DOCUMENTO:

In tale direzione è una chiarissima Sentenza del 19 settembre 2014 della Sezione Lavoro del Tribunale di Bologna, che ha accolto le ragioni del ricorrente osservando che la sentenza della Commissione Tributaria di Bologna ha modificato l’originario avviso di accertamento dell’Agenzia delle Entrate, variando l’entità dei ricavi accertati, e modificando di conseguenza il reddito dell’impresa accertato. La successiva definizione della controversia tributaria ha comportato la rinuncia all’ulteriore impugnazione dell’avviso di accertamento e la conseguente definitività dello stesso nella misura stabilita dalla suddetta sentenza della Commissione Tributaria di Bologna del 2012: a parere dello scrivente appare la soluzione più logica ed aderente ai principi di legge.

Il Giudice del Lavoro del Tribunale di Reggio Emilia, invece, in una Sentenza (n. 104 del 1/4/2014) a me ben nota in quanto ero difensore del ricorrente, ha assunto una linea che ha in piccola parte accolto anche le pretese dell’INPS. Infatti, sostanzialmente equiparando la chiusura delle liti fiscali pendenti all’accertamento con adesione, tenuto conto che la definizione per il mio assistito vittorioso in Commissione Tributaria Provinciale è stata perfezionata versando una somma pari al 10% del valore della lite insorta con l’impugnazione dell’avviso di accertamento, ha dedotto che il credito contributivo spettante all’INPS nei confronti della parte ricorrente ammonta al 10% dell’importo determinato nella cartella di pagamento a titolo di contributi previdenziali, sgravando il restante 90% e con esclusione quindi delle sanzioni e degli interessi pretesi nella cartella di pagamento.

MATERIALI DELL'ESERCIZIO:
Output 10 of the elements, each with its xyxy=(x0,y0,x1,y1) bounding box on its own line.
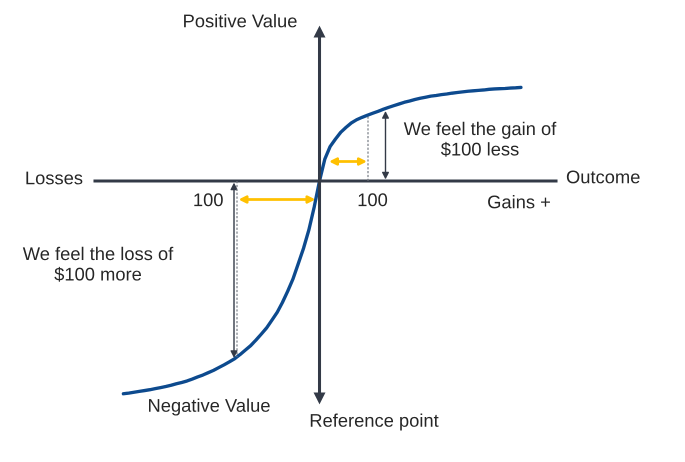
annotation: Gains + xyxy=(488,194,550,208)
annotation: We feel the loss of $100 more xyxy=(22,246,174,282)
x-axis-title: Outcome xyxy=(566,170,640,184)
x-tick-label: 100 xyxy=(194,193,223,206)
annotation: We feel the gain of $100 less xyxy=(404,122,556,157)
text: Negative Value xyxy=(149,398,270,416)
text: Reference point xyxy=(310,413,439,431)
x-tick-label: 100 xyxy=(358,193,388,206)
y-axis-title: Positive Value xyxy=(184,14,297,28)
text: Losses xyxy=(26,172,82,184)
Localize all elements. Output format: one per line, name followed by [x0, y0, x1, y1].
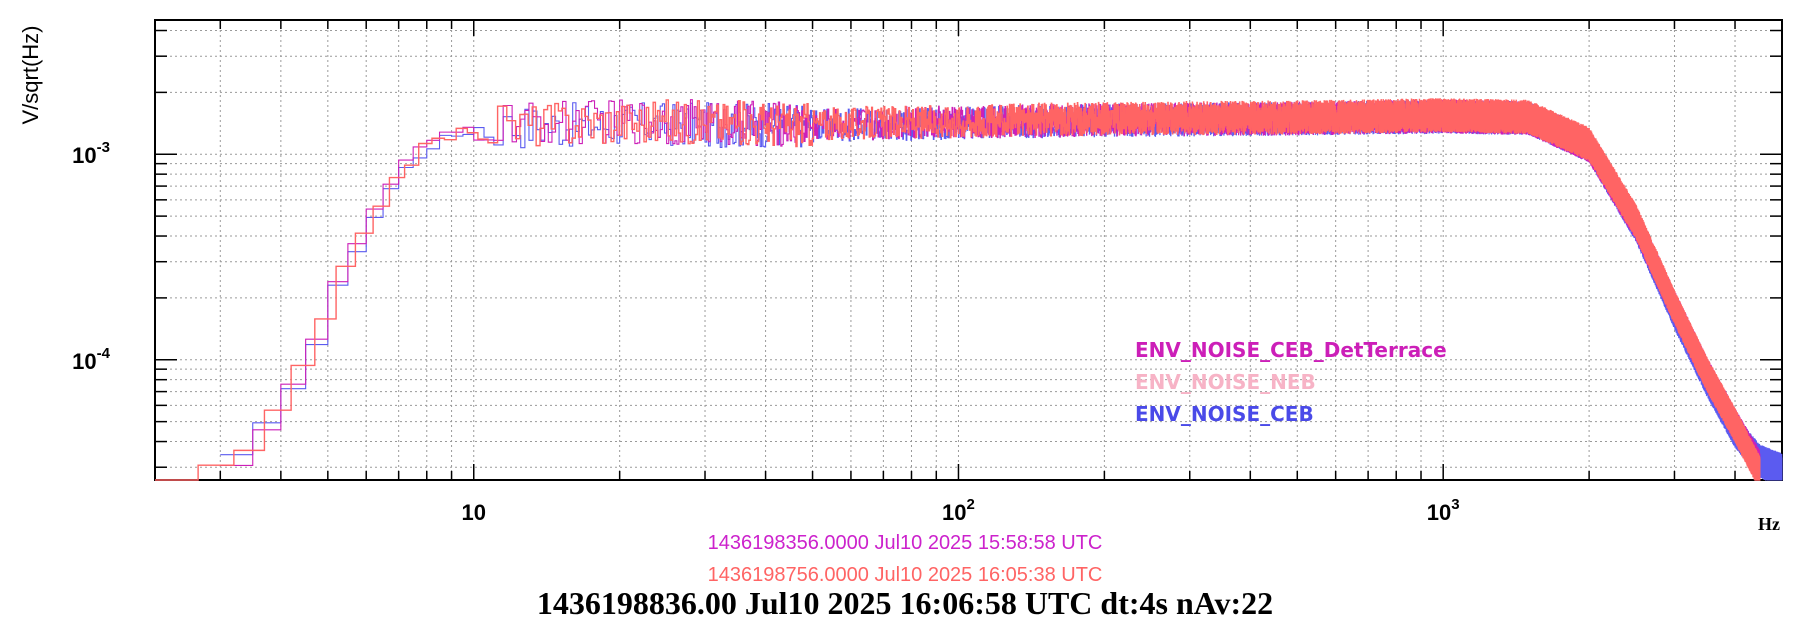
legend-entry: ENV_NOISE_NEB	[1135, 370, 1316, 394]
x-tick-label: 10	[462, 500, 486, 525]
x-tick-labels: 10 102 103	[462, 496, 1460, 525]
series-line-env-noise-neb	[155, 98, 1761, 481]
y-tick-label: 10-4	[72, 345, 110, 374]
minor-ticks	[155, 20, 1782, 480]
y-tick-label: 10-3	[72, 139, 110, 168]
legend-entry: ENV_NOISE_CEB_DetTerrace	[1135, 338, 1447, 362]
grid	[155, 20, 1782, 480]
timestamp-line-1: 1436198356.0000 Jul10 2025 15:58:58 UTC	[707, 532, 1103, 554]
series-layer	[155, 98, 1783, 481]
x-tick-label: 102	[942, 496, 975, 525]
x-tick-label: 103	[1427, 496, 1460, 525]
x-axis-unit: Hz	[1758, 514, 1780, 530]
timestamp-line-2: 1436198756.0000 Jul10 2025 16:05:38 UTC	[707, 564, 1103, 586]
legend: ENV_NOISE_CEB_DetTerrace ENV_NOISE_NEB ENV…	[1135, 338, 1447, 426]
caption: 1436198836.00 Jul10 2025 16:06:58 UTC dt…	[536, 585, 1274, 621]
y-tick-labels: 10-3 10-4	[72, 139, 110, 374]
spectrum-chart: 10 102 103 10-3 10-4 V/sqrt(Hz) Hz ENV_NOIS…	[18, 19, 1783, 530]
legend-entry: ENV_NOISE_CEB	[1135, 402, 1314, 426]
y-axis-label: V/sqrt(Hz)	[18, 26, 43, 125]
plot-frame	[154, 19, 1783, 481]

COSA FARE:
[1] Trascrivi il passo del documento che comincia con le parole "In tale direzione" e finisce con "principi di legge.", rinominando "Commissione Tributaria di Bologna" in "Commissione Tributaria Provinciale di Bologna".
[2] Ripeti le righe dei record dalla riga che contiene "370, 1316, 394]" fino a quella che contiene "timestamp-line-2: 1436198756.0000 Jul10", comprese entrambe.
Il documento e i record sono materiali distinti tra loro.

RISULTATI:
[1]
In tale direzione è una chiarissima Sentenza del 19 settembre 2014 della Sezione Lavoro del Tribunale di Bologna, che ha accolto le ragioni del ricorrente osservando che la sentenza della Commissione Tributaria Provinciale di Bologna ha modificato l’originario avviso di accertamento dell’Agenzia delle Entrate, variando l’entità dei ricavi accertati, e modificando di conseguenza il reddito dell’impresa accertato. La successiva definizione della controversia tributaria ha comportato la rinuncia all’ulteriore impugnazione dell’avviso di accertamento e la conseguente definitività dello stesso nella misura stabilita dalla suddetta sentenza della Commissione Tributaria Provinciale di Bologna del 2012: a parere dello scrivente appare la soluzione più logica ed aderente ai principi di legge.

[2]
legend-entry: ENV_NOISE_NEB	[1135, 370, 1316, 394]
x-tick-label: 10	[462, 500, 486, 525]
x-tick-labels: 10 102 103	[462, 496, 1460, 525]
series-line-env-noise-neb	[155, 98, 1761, 481]
y-tick-label: 10-4	[72, 345, 110, 374]
minor-ticks	[155, 20, 1782, 480]
y-tick-label: 10-3	[72, 139, 110, 168]
legend-entry: ENV_NOISE_CEB_DetTerrace	[1135, 338, 1447, 362]
grid	[155, 20, 1782, 480]
timestamp-line-1: 1436198356.0000 Jul10 2025 15:58:58 UTC	[707, 532, 1103, 554]
series-layer	[155, 98, 1783, 481]
x-tick-label: 102	[942, 496, 975, 525]
x-tick-label: 103	[1427, 496, 1460, 525]
x-axis-unit: Hz	[1758, 514, 1780, 530]
timestamp-line-2: 1436198756.0000 Jul10 2025 16:05:38 UTC	[707, 564, 1103, 586]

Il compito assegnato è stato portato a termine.